-- begin RECORDS SHOWN --
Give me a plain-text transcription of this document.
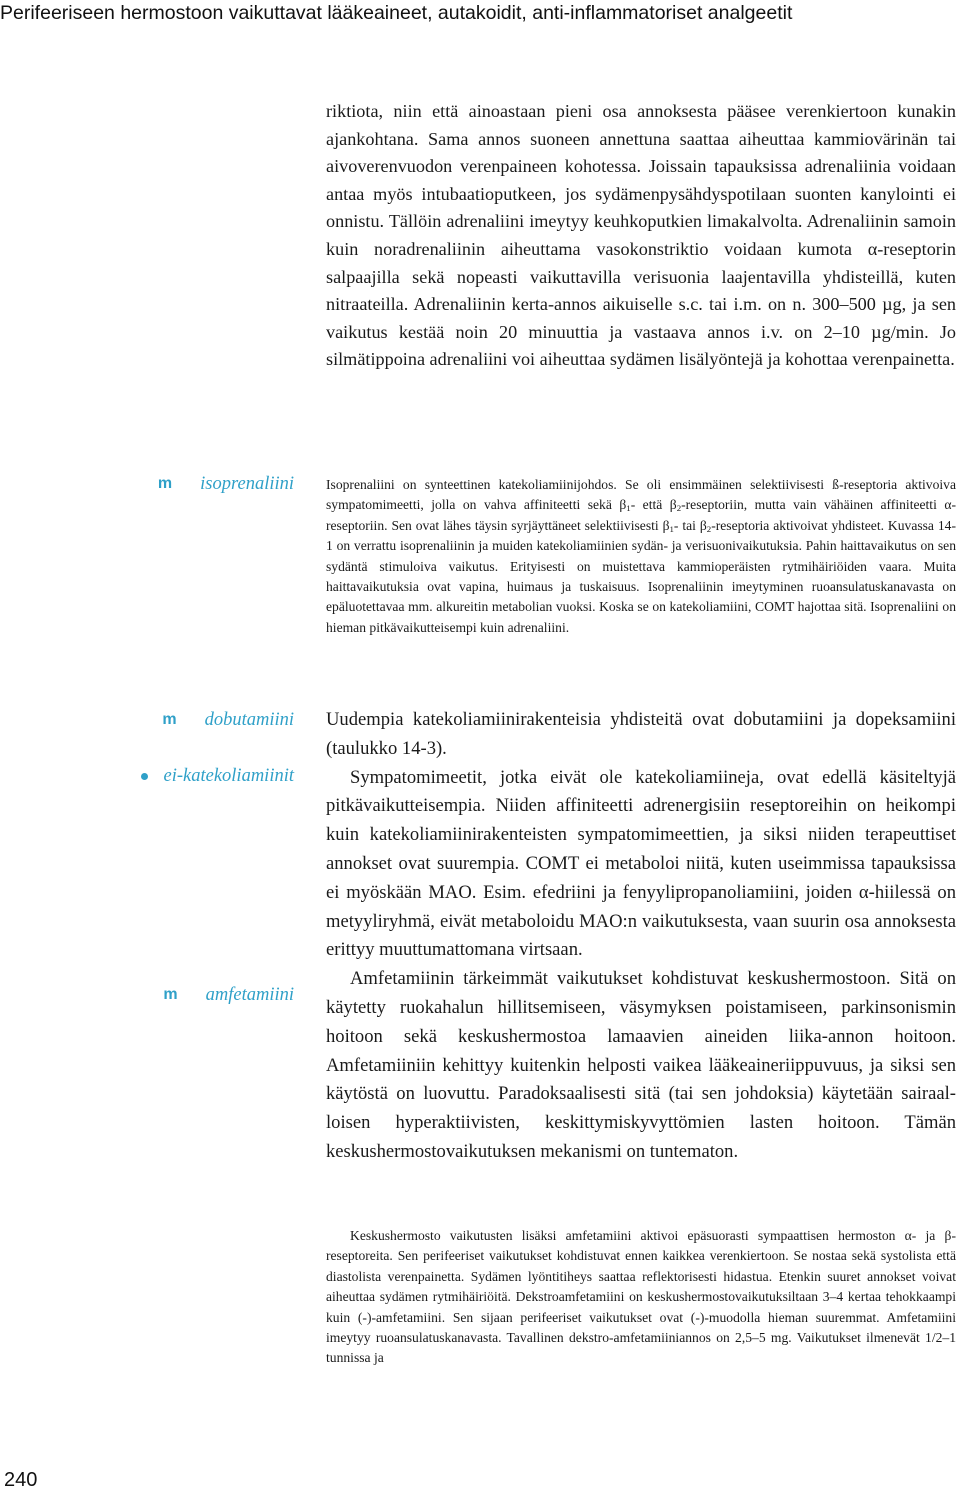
Perifeeriseen hermostoon vaikuttavat lääkeaineet, autakoidit, anti-inflammatoriset analgeetit

riktiota, niin että ainoastaan pieni osa annoksesta pääsee verenkiertoon kunakin ajankohtana. Sama annos suoneen annettuna saattaa aiheuttaa kammiovärinän tai aivoverenvuodon verenpaineen kohotessa. Joissain tapauksissa adrenaliinia voidaan antaa myös intubaatioputkeen, jos sydämenpysähdyspotilaan suonten kanylointi ei onnistu. Tällöin adrenaliini imeytyy keuhkoputkien limakalvolta. Adrenaliinin samoin kuin noradrenaliinin aiheuttama vasokonstriktio voidaan kumota α-reseptorin salpaajilla sekä nopeasti vaikuttavilla verisuonia laajentavilla yhdisteillä, kuten nitraateilla. Adrenaliinin kerta-annos aikuiselle s.c. tai i.m. on n. 300–500 µg, ja sen vaikutus kestää noin 20 minuuttia ja vastaava annos i.v. on 2–10 µg/min. Jo silmätippoina adrenaliini voi aiheuttaa sydämen lisälyöntejä ja kohottaa verenpainetta.

m isoprenaliini Isoprenaliini on synteettinen katekoliamiinijohdos. Se oli ensimmäinen selektiivisesti ß-reseptoria aktivoiva sympatomimeetti, jolla on vahva affiniteetti sekä $\beta_1-$ että $\beta_2$-reseptoriin, mutta vain vähäinen affiniteetti α-reseptoriin. Sen ovat lähes täysin syrjäyttäneet selektiivisesti $\beta_1-$ tai $\beta_2$-reseptoria aktivoivat yhdisteet. Kuvassa 14-1 on verrattu isoprenaliinin ja muiden katekoliamiinien sydän- ja verisuonivaikutuksia. Pahin haittavaikutus on sen sydäntä stimuloiva vaikutus. Erityisesti on muistettava kammioperäisten rytmihäiriöiden vaara. Muita haittavaikutuksia ovat vapina, huimaus ja tuskaisuus. Isoprenaliinin imeytyminen ruoansulatuskanavasta on epäluotettavaa mm. alkureitin metabolian vuoksi. Koska se on katekoliamiini, COMT hajottaa sitä. Isoprenaliini on hieman pitkävaikutteisempi kuin adrenaliini.

m dobutamiini
ei-katekoliamiinit

Uudempia katekoliamiinirakenteisia yhdisteitä ovat dobutamiini ja dopeksamiini (taulukko 14-3).

Sympatomimeetit, jotka eivät ole katekoliamiineja, ovat edellä käsiteltyjä pitkävaikutteisempia. Niiden affiniteetti adrenergisiin reseptoreihin on heikompi kuin katekoliamiinirakenteisten sympatomimeettien, ja siksi niiden terapeuttiset annokset ovat suurempia. COMT ei metaboloi niitä, kuten useimmissa tapauksissa ei myöskään MAO. Esim. efedriini ja fenyylipropanoliamiini, joiden α-hiilessä on metyyliryhmä, eivät metaboloidu MAO:n vaikutuksesta, vaan suurin osa annoksesta erittyy muuttumattomana virtsaan.

Amfetamiinin tärkeimmät vaikutukset kohdistuvat keskushermostoon. Sitä on käytetty ruokahalun hillitsemiseen, väsymyksen poistamiseen, parkinsonismin hoitoon sekä keskushermostoa lamaavien aineiden liika-annon hoitoon. Amfetamiiniin kehittyy kuitenkin helposti vaikea lääkeaineriippuvuus, ja siksi sen käytöstä on luovuttu. Paradoksaalisesti sitä (tai sen johdoksia) käytetään sairaalloisen hyperaktiivisten, keskittymiskyvyttömien lasten hoitoon. Tämän keskushermostovaikutuksen mekanismi on tuntematon.

m amfetamiini

Keskushermosto vaikutusten lisäksi amfetamiini aktivoi epäsuorasti sympaattisen hermoston α- ja β-reseptoreita. Sen perifeeriset vaikutukset kohdistuvat ennen kaikkea verenkiertoon. Se nostaa sekä systolista että diastolista verenpainetta. Sydämen lyöntitiheys saattaa reflektorisesti hidastua. Etenkin suuret annokset voivat aiheuttaa sydämen rytmihäiriöitä. Dekstroamfetamiini on keskushermostovaikutuksiltaan 3–4 kertaa tehokkaampi kuin (-)-amfetamiini. Sen sijaan perifeeriset vaikutukset ovat (-)-muodolla hieman suuremmat. Amfetamiini imeytyy ruoansulatuskanavasta. Tavallinen dekstro-amfetamiiniannos on 2,5–5 mg. Vaikutukset ilmenevät 1/2–1 tunnissa ja

240
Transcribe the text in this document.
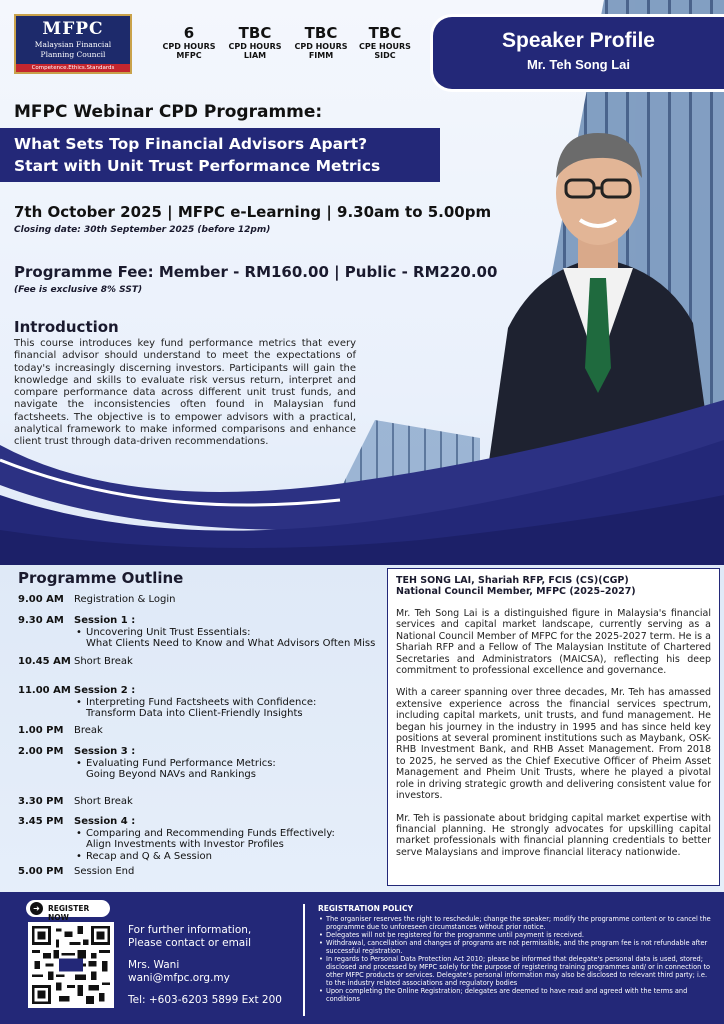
MFPC
Malaysian Financial
Planning Council
Competence.Ethics.Standards
6
CPD HOURS
MFPC
TBC
CPD HOURS
LIAM
TBC
CPD HOURS
FIMM
TBC
CPE HOURS
SIDC
Speaker Profile
Mr. Teh Song Lai
MFPC Webinar CPD Programme:
What Sets Top Financial Advisors Apart?
Start with Unit Trust Performance Metrics
7th October 2025 | MFPC e-Learning | 9.30am to 5.00pm
Closing date: 30th September 2025 (before 12pm)
Programme Fee: Member - RM160.00 | Public - RM220.00
(Fee is exclusive 8% SST)
Introduction
This course introduces key fund performance metrics that every financial advisor should understand to meet the expectations of today's increasingly discerning investors. Participants will gain the knowledge and skills to evaluate risk versus return, interpret and compare performance data across different unit trust funds, and navigate the inconsistencies often found in Malaysian fund factsheets. The objective is to empower advisors with a practical, analytical framework to make informed comparisons and enhance client trust through data-driven recommendations.
Programme Outline
9.00 AM	Registration & Login
9.30 AM	Session 1 :
• Uncovering Unit Trust Essentials:
What Clients Need to Know and What Advisors Often Miss
10.45 AM Short Break
11.00 AM Session 2 :
• Interpreting Fund Factsheets with Confidence:
Transform Data into Client-Friendly Insights
1.00 PM	Break
2.00 PM	Session 3 :
• Evaluating Fund Performance Metrics:
Going Beyond NAVs and Rankings
3.30 PM	Short Break
3.45 PM	Session 4 :
• Comparing and Recommending Funds Effectively:
Align Investments with Investor Profiles
• Recap and Q & A Session
5.00 PM	Session End
TEH SONG LAI, Shariah RFP, FCIS (CS)(CGP)
National Council Member, MFPC (2025–2027)

Mr. Teh Song Lai is a distinguished figure in Malaysia's financial services and capital market landscape, currently serving as a National Council Member of MFPC for the 2025-2027 term. He is a Shariah RFP and a Fellow of The Malaysian Institute of Chartered Secretaries and Administrators (MAICSA), reflecting his deep commitment to professional excellence and governance.

With a career spanning over three decades, Mr. Teh has amassed extensive experience across the financial services spectrum, including capital markets, unit trusts, and fund management. He began his journey in the industry in 1995 and has since held key positions at several prominent institutions such as Maybank, OSK-RHB Investment Bank, and RHB Asset Management. From 2018 to 2025, he served as the Chief Executive Officer of Pheim Asset Management and Pheim Unit Trusts, where he played a pivotal role in driving strategic growth and delivering consistent value for investors.

Mr. Teh is passionate about bridging capital market expertise with financial planning. He strongly advocates for upskilling capital market professionals with financial planning credentials to better serve Malaysians and improve financial literacy nationwide.

➜	REGISTER NOW
For further information,
Please contact or email
Mrs. Wani
wani@mfpc.org.my
Tel: +603-6203 5899 Ext 200
REGISTRATION POLICY
• The organiser reserves the right to reschedule; change the speaker; modify the programme content or to cancel the programme due to unforeseen circumstances without prior notice.
• Delegates will not be registered for the programme until payment is received.
• Withdrawal, cancellation and changes of programs are not permissible, and the program fee is not refundable after successful registration.
• In regards to Personal Data Protection Act 2010; please be informed that delegate's personal data is used, stored; disclosed and processed by MFPC solely for the purpose of registering training programmes and/ or in connection to other MFPC products or services. Delegate's personal information may also be disclosed to relevant third party; i.e. to the industry related associations and regulatory bodies
• Upon completing the Online Registration; delegates are deemed to have read and agreed with the terms and conditions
-- end RECORDS SHOWN --
TASK DIRECTIONS - Filter the entries down to the lines containing "What". Copy each of those lines.

RESULT -
What Sets Top Financial Advisors Apart?
What Clients Need to Know and What Advisors Often Miss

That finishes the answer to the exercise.